— TASK OBJECTIVE —
Determine how many lines of this material contain "screenshot". Give only the number.

— Records that describe figures —
====
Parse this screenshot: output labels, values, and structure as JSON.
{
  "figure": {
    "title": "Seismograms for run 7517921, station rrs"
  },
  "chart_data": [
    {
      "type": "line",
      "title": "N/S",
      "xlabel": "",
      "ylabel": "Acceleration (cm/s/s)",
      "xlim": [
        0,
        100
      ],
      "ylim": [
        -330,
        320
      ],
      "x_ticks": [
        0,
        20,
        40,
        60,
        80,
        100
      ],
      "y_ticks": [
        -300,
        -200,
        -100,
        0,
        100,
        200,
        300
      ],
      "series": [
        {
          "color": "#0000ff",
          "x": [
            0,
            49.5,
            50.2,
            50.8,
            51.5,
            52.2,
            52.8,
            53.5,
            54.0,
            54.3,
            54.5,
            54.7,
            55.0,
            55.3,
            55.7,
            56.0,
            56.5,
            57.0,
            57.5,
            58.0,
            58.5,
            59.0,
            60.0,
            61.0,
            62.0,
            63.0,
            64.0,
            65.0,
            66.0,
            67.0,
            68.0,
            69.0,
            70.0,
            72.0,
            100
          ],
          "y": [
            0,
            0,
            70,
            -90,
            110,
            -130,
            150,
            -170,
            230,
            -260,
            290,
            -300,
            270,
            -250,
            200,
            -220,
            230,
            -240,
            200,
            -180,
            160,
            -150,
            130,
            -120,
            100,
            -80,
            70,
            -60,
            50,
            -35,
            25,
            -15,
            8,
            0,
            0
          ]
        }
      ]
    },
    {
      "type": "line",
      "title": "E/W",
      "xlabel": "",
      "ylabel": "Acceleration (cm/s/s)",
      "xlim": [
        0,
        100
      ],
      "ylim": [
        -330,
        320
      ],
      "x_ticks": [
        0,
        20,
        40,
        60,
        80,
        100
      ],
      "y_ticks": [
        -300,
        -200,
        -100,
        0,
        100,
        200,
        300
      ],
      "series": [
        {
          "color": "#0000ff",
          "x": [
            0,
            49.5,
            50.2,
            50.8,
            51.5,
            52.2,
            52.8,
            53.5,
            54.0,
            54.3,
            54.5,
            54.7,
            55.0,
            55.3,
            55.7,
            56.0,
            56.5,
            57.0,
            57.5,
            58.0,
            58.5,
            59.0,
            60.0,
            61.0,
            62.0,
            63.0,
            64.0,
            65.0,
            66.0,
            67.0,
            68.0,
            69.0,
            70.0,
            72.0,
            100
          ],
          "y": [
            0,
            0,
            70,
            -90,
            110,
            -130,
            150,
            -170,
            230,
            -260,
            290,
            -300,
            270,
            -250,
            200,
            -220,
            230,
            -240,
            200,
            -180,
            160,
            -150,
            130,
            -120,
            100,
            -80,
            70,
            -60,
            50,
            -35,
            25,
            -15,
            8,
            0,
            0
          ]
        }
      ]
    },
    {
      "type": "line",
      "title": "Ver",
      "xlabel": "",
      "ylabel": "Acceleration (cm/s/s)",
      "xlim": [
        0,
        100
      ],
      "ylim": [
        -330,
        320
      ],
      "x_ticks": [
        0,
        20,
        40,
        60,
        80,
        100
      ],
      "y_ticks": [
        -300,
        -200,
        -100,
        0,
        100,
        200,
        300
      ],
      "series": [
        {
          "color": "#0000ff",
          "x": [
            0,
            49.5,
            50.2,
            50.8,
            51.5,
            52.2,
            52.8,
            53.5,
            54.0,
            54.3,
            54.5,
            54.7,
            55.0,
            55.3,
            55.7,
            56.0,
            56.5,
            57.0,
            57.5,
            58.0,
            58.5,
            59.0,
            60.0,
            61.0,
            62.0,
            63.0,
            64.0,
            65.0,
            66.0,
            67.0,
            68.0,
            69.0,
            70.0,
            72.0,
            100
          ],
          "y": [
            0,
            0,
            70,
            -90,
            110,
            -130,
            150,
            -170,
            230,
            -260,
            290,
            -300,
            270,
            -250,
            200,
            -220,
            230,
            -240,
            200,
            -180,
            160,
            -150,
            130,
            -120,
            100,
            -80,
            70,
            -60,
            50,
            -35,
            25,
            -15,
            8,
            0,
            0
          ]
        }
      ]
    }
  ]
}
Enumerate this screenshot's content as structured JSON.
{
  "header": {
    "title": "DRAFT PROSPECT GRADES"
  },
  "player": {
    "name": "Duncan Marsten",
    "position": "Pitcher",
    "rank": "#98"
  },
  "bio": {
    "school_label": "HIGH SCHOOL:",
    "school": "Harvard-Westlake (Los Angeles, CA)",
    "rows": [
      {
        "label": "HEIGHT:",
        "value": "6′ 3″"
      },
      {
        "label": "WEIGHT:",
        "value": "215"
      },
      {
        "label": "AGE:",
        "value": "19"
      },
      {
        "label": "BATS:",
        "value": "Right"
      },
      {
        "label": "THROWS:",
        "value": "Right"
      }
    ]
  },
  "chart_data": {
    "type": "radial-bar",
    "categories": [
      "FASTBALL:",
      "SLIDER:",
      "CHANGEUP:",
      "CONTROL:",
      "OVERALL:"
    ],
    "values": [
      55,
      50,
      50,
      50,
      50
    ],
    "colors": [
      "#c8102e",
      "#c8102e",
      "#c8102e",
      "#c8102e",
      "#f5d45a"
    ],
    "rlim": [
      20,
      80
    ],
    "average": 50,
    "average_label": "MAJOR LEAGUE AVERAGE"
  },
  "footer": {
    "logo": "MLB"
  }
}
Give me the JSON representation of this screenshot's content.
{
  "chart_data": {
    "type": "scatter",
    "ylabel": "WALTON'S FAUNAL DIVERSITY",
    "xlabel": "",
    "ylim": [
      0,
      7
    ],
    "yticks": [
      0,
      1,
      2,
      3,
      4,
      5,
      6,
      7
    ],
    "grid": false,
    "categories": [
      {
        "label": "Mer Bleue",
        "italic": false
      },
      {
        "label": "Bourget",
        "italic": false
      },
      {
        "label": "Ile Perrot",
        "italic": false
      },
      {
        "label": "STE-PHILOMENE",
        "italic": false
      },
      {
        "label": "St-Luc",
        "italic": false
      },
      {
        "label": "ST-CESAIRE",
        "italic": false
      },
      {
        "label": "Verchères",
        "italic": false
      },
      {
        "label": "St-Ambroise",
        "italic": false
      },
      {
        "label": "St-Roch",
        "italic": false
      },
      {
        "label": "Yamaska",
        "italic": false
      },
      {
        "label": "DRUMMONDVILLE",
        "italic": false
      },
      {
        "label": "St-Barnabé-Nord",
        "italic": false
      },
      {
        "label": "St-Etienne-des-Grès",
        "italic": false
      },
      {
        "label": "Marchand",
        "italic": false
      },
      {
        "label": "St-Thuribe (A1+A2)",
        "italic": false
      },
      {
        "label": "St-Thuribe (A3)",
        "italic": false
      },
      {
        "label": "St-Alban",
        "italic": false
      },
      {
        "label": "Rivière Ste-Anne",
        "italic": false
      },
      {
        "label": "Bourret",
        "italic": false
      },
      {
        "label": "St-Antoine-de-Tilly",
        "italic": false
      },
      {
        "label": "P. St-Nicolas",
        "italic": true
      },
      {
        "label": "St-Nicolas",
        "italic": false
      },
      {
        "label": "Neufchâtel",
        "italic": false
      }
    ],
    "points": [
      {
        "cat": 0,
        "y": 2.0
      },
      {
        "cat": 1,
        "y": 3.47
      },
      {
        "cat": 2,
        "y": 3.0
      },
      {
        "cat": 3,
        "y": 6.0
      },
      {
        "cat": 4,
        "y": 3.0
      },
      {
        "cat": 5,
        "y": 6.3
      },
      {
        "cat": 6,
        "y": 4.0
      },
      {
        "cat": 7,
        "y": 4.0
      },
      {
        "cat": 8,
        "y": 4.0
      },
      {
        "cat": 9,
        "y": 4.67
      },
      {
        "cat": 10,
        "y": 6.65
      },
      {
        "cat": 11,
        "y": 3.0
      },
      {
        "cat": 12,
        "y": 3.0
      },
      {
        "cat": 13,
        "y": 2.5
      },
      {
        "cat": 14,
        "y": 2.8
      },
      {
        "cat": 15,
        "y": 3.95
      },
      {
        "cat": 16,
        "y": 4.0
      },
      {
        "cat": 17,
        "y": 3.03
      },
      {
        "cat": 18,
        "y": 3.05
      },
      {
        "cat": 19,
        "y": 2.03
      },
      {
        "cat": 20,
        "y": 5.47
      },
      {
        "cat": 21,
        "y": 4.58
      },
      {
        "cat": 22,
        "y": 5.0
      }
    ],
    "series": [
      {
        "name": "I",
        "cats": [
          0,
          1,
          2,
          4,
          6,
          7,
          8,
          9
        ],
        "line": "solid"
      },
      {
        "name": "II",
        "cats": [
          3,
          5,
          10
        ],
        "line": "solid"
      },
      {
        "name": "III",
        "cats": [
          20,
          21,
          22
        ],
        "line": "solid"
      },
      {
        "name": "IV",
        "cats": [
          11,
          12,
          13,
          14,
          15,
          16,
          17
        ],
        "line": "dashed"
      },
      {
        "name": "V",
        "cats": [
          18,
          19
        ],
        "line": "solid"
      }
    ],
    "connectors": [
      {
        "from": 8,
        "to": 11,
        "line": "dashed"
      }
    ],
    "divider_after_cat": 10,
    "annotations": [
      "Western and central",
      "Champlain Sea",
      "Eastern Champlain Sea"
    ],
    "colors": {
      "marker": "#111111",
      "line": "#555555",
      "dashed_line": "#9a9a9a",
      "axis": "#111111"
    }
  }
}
====
— ANSWER —
3